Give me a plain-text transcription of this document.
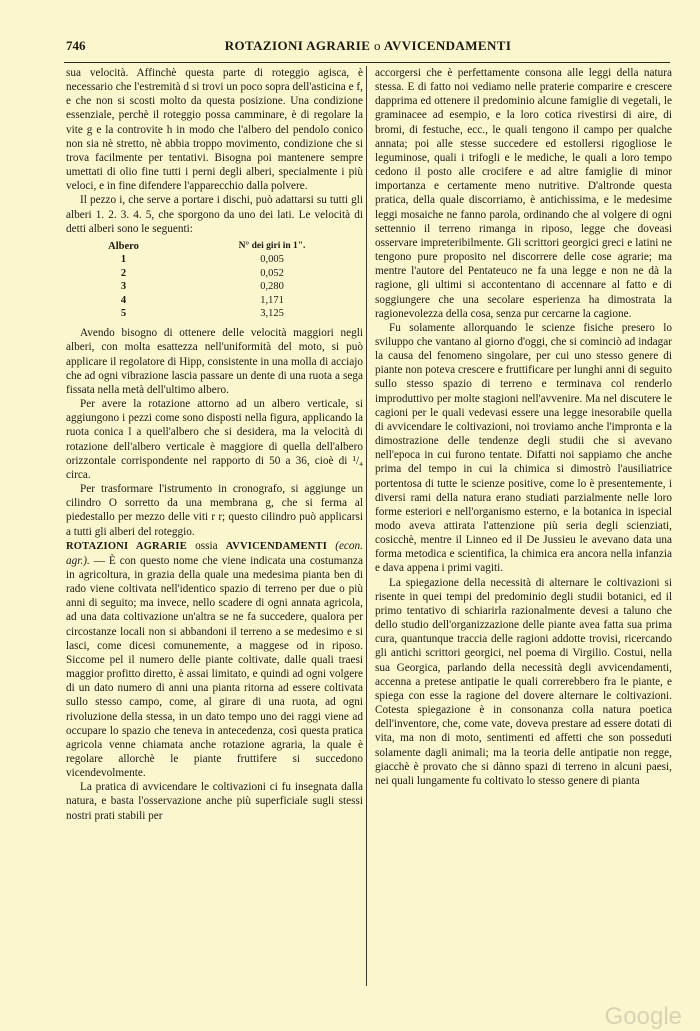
746	ROTAZIONI AGRARIE o AVVICENDAMENTI

sua velocità. Affinchè questa parte di roteggio agisca, è necessario che l'estremità d si trovi un poco sopra dell'asticina e f, e che non si scosti molto da questa posizione. Una condizione essenziale, perchè il roteggio possa camminare, è di regolare la vite g e la controvite h in modo che l'albero del pendolo conico non sia nè stretto, nè abbia troppo movimento, condizione che si trova facilmente per tentativi. Bisogna poi mantenere sempre umettati di olio fine tutti i perni degli alberi, specialmente i più veloci, e in fine difendere l'apparecchio dalla polvere.

Il pezzo i, che serve a portare i dischi, può adattarsi su tutti gli alberi 1. 2. 3. 4. 5, che sporgono da uno dei lati. Le velocità di detti alberi sono le seguenti:

Albero	N° dei giri in 1".
1	0,005
2	0,052
3	0,280
4	1,171
5	3,125

Avendo bisogno di ottenere delle velocità maggiori negli alberi, con molta esattezza nell'uniformità del moto, si può applicare il regolatore di Hipp, consistente in una molla di acciajo che ad ogni vibrazione lascia passare un dente di una ruota a sega fissata nella metà dell'ultimo albero.

Per avere la rotazione attorno ad un albero verticale, si aggiungono i pezzi come sono disposti nella figura, applicando la ruota conica l a quell'albero che si desidera, ma la velocità di rotazione dell'albero verticale è maggiore di quella dell'albero orizzontale corrispondente nel rapporto di 50 a 36, cioè di ¹/₄ circa.

Per trasformare l'istrumento in cronografo, si aggiunge un cilindro O sorretto da una membrana g, che si ferma al piedestallo per mezzo delle viti r r; questo cilindro può applicarsi a tutti gli alberi del roteggio.

ROTAZIONI AGRARIE ossia AVVICENDAMENTI (econ. agr.). — È con questo nome che viene indicata una costumanza in agricoltura, in grazia della quale una medesima pianta ben di rado viene coltivata nell'identico spazio di terreno per due o più anni di seguito; ma invece, nello scadere di ogni annata agricola, ad una data coltivazione un'altra se ne fa succedere, qualora per circostanze locali non si abbandoni il terreno a se medesimo e si lasci, come dicesi comunemente, a maggese od in riposo. Siccome pel il numero delle piante coltivate, dalle quali traesi maggior profitto diretto, è assai limitato, e quindi ad ogni volgere di un dato numero di anni una pianta ritorna ad essere coltivata sullo stesso campo, come, al girare di una ruota, ad ogni rivoluzione della stessa, in un dato tempo uno dei raggi viene ad occupare lo spazio che teneva in antecedenza, così questa pratica agricola venne chiamata anche rotazione agraria, la quale è regolare allorchè le piante fruttifere si succedono vicendevolmente.

La pratica di avvicendare le coltivazioni ci fu insegnata dalla natura, e basta l'osservazione anche più superficiale sugli stessi nostri prati stabili per

accorgersi che è perfettamente consona alle leggi della natura stessa. E di fatto noi vediamo nelle praterie comparire e crescere dapprima ed ottenere il predominio alcune famiglie di vegetali, le graminacee ad esempio, e la loro cotica rivestirsi di aire, di bromi, di festuche, ecc., le quali tengono il campo per qualche annata; poi alle stesse succedere ed estollersi rigogliose le leguminose, quali i trifogli e le mediche, le quali a loro tempo cedono il posto alle crocifere e ad altre famiglie di minor importanza e certamente meno nutritive. D'altronde questa pratica, della quale discorriamo, è antichissima, e le medesime leggi mosaiche ne fanno parola, ordinando che al volgere di ogni settennio il terreno rimanga in riposo, legge che doveasi osservare impreteribilmente. Gli scrittori georgici greci e latini ne tengono pure proposito nel discorrere delle cose agrarie; ma mentre l'autore del Pentateuco ne fa una legge e non ne dà la ragione, gli ultimi si accontentano di accennare al fatto e di soggiungere che una secolare esperienza ha dimostrata la ragionevolezza della cosa, senza pur cercarne la cagione.

Fu solamente allorquando le scienze fisiche presero lo sviluppo che vantano al giorno d'oggi, che si cominciò ad indagar la causa del fenomeno singolare, per cui uno stesso genere di piante non poteva crescere e fruttificare per lunghi anni di seguito sullo stesso spazio di terreno e terminava col renderlo improduttivo per molte stagioni nell'avvenire. Ma nel discutere le cagioni per le quali vedevasi essere una legge inesorabile quella di avvicendare le coltivazioni, noi troviamo anche l'impronta e la dimostrazione delle tendenze degli studii che si avevano nell'epoca in cui furono tentate. Difatti noi sappiamo che anche prima del tempo in cui la chimica si dimostrò l'ausiliatrice portentosa di tutte le scienze positive, come lo è presentemente, i diversi rami della natura erano studiati parzialmente nelle loro forme esteriori e nell'organismo esterno, e la botanica in ispecial modo aveva attirata l'attenzione più seria degli scienziati, cosicchè, mentre il Linneo ed il De Jussieu le avevano data una forma metodica e scientifica, la chimica era ancora nella infanzia e dava appena i primi vagiti.

La spiegazione della necessità di alternare le coltivazioni si risente in quei tempi del predominio degli studii botanici, ed il primo tentativo di schiarirla razionalmente devesi a taluno che dello studio dell'organizzazione delle piante avea fatta sua prima cura, quantunque traccia delle ragioni addotte trovisi, ricercando gli antichi scrittori georgici, nel poema di Virgilio. Costui, nella sua Georgica, parlando della necessità degli avvicendamenti, accenna a pretese antipatie le quali correrebbero fra le piante, e spiega con esse la ragione del dovere alternare le coltivazioni. Cotesta spiegazione è in consonanza colla natura poetica dell'inventore, che, come vate, doveva prestare ad essere dotati di vita, ma non di moto, sentimenti ed affetti che son posseduti solamente dagli animali; ma la teoria delle antipatie non regge, giacchè è provato che si dànno spazi di terreno in alcuni paesi, nei quali lungamente fu coltivato lo stesso genere di pianta

Google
======
▸ Your instructions: Pictures don't belong in the copy. Transcribe every record exactly as it appears.

▸ Right answer:
Give me a plain-text transcription of this document.
746	ROTAZIONI AGRARIE o AVVICENDAMENTI

sua velocità. Affinchè questa parte di roteggio agisca, è necessario che l'estremità d si trovi un poco sopra dell'asticina e f, e che non si scosti molto da questa posizione. Una condizione essenziale, perchè il roteggio possa camminare, è di regolare la vite g e la controvite h in modo che l'albero del pendolo conico non sia nè stretto, nè abbia troppo movimento, condizione che si trova facilmente per tentativi. Bisogna poi mantenere sempre umettati di olio fine tutti i perni degli alberi, specialmente i più veloci, e in fine difendere l'apparecchio dalla polvere.

Il pezzo i, che serve a portare i dischi, può adattarsi su tutti gli alberi 1. 2. 3. 4. 5, che sporgono da uno dei lati. Le velocità di detti alberi sono le seguenti:

Albero	N° dei giri in 1".
1	0,005
2	0,052
3	0,280
4	1,171
5	3,125

Avendo bisogno di ottenere delle velocità maggiori negli alberi, con molta esattezza nell'uniformità del moto, si può applicare il regolatore di Hipp, consistente in una molla di acciajo che ad ogni vibrazione lascia passare un dente di una ruota a sega fissata nella metà dell'ultimo albero.

Per avere la rotazione attorno ad un albero verticale, si aggiungono i pezzi come sono disposti nella figura, applicando la ruota conica l a quell'albero che si desidera, ma la velocità di rotazione dell'albero verticale è maggiore di quella dell'albero orizzontale corrispondente nel rapporto di 50 a 36, cioè di ¹/₄ circa.

Per trasformare l'istrumento in cronografo, si aggiunge un cilindro O sorretto da una membrana g, che si ferma al piedestallo per mezzo delle viti r r; questo cilindro può applicarsi a tutti gli alberi del roteggio.

ROTAZIONI AGRARIE ossia AVVICENDAMENTI (econ. agr.). — È con questo nome che viene indicata una costumanza in agricoltura, in grazia della quale una medesima pianta ben di rado viene coltivata nell'identico spazio di terreno per due o più anni di seguito; ma invece, nello scadere di ogni annata agricola, ad una data coltivazione un'altra se ne fa succedere, qualora per circostanze locali non si abbandoni il terreno a se medesimo e si lasci, come dicesi comunemente, a maggese od in riposo. Siccome pel il numero delle piante coltivate, dalle quali traesi maggior profitto diretto, è assai limitato, e quindi ad ogni volgere di un dato numero di anni una pianta ritorna ad essere coltivata sullo stesso campo, come, al girare di una ruota, ad ogni rivoluzione della stessa, in un dato tempo uno dei raggi viene ad occupare lo spazio che teneva in antecedenza, così questa pratica agricola venne chiamata anche rotazione agraria, la quale è regolare allorchè le piante fruttifere si succedono vicendevolmente.

La pratica di avvicendare le coltivazioni ci fu insegnata dalla natura, e basta l'osservazione anche più superficiale sugli stessi nostri prati stabili per

accorgersi che è perfettamente consona alle leggi della natura stessa. E di fatto noi vediamo nelle praterie comparire e crescere dapprima ed ottenere il predominio alcune famiglie di vegetali, le graminacee ad esempio, e la loro cotica rivestirsi di aire, di bromi, di festuche, ecc., le quali tengono il campo per qualche annata; poi alle stesse succedere ed estollersi rigogliose le leguminose, quali i trifogli e le mediche, le quali a loro tempo cedono il posto alle crocifere e ad altre famiglie di minor importanza e certamente meno nutritive. D'altronde questa pratica, della quale discorriamo, è antichissima, e le medesime leggi mosaiche ne fanno parola, ordinando che al volgere di ogni settennio il terreno rimanga in riposo, legge che doveasi osservare impreteribilmente. Gli scrittori georgici greci e latini ne tengono pure proposito nel discorrere delle cose agrarie; ma mentre l'autore del Pentateuco ne fa una legge e non ne dà la ragione, gli ultimi si accontentano di accennare al fatto e di soggiungere che una secolare esperienza ha dimostrata la ragionevolezza della cosa, senza pur cercarne la cagione.

Fu solamente allorquando le scienze fisiche presero lo sviluppo che vantano al giorno d'oggi, che si cominciò ad indagar la causa del fenomeno singolare, per cui uno stesso genere di piante non poteva crescere e fruttificare per lunghi anni di seguito sullo stesso spazio di terreno e terminava col renderlo improduttivo per molte stagioni nell'avvenire. Ma nel discutere le cagioni per le quali vedevasi essere una legge inesorabile quella di avvicendare le coltivazioni, noi troviamo anche l'impronta e la dimostrazione delle tendenze degli studii che si avevano nell'epoca in cui furono tentate. Difatti noi sappiamo che anche prima del tempo in cui la chimica si dimostrò l'ausiliatrice portentosa di tutte le scienze positive, come lo è presentemente, i diversi rami della natura erano studiati parzialmente nelle loro forme esteriori e nell'organismo esterno, e la botanica in ispecial modo aveva attirata l'attenzione più seria degli scienziati, cosicchè, mentre il Linneo ed il De Jussieu le avevano data una forma metodica e scientifica, la chimica era ancora nella infanzia e dava appena i primi vagiti.

La spiegazione della necessità di alternare le coltivazioni si risente in quei tempi del predominio degli studii botanici, ed il primo tentativo di schiarirla razionalmente devesi a taluno che dello studio dell'organizzazione delle piante avea fatta sua prima cura, quantunque traccia delle ragioni addotte trovisi, ricercando gli antichi scrittori georgici, nel poema di Virgilio. Costui, nella sua Georgica, parlando della necessità degli avvicendamenti, accenna a pretese antipatie le quali correrebbero fra le piante, e spiega con esse la ragione del dovere alternare le coltivazioni. Cotesta spiegazione è in consonanza colla natura poetica dell'inventore, che, come vate, doveva prestare ad essere dotati di vita, ma non di moto, sentimenti ed affetti che son posseduti solamente dagli animali; ma la teoria delle antipatie non regge, giacchè è provato che si dànno spazi di terreno in alcuni paesi, nei quali lungamente fu coltivato lo stesso genere di pianta

Google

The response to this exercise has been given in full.